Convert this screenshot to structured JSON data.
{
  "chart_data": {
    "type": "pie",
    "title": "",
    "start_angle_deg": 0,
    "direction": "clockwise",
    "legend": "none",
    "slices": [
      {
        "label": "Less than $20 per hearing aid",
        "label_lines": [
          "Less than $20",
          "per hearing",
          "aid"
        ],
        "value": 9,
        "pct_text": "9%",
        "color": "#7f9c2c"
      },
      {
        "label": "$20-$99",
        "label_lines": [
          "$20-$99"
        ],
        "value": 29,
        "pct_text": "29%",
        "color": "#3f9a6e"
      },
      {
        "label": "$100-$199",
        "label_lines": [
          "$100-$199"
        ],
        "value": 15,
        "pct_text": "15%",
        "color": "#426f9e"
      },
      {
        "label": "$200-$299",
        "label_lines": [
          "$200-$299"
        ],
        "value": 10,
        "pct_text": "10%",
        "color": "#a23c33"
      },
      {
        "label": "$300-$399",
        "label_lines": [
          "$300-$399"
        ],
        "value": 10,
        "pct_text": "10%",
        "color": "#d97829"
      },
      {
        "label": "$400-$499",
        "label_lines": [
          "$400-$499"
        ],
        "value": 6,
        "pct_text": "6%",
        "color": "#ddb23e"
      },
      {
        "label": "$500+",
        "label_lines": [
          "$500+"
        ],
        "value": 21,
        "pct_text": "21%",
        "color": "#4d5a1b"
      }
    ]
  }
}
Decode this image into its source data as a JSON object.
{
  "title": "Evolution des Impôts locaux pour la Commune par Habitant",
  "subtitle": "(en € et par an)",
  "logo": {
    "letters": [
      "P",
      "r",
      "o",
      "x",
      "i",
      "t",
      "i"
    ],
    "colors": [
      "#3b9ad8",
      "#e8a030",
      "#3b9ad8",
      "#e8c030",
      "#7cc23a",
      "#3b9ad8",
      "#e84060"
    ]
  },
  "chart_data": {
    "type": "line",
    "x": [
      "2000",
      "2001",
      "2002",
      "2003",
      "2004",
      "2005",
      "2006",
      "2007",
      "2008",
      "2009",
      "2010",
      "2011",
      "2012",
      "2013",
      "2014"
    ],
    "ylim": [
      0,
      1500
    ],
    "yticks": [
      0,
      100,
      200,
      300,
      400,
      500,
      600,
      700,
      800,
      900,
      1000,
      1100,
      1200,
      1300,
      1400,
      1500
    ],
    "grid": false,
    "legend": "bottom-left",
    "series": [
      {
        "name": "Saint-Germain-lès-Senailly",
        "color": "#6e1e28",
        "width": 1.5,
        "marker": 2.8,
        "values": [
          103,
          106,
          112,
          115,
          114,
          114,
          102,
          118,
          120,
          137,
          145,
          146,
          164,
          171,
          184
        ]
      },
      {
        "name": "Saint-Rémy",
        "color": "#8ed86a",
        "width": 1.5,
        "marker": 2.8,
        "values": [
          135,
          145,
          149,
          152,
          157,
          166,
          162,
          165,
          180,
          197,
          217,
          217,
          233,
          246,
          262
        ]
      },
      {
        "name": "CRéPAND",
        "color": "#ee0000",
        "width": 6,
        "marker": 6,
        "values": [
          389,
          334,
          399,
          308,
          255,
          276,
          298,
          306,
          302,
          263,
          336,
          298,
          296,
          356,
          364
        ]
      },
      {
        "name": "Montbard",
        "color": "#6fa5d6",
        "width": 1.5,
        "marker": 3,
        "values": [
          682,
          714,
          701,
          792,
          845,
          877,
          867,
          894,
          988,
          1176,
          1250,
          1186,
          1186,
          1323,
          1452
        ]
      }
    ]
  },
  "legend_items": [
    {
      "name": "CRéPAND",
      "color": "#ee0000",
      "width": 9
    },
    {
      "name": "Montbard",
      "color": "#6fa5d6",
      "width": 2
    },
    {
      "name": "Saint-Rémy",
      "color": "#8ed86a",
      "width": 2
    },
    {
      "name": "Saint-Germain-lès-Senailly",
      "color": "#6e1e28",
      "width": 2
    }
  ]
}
***
Report the number of lines that include the string "Germain"; return nothing but the count.

2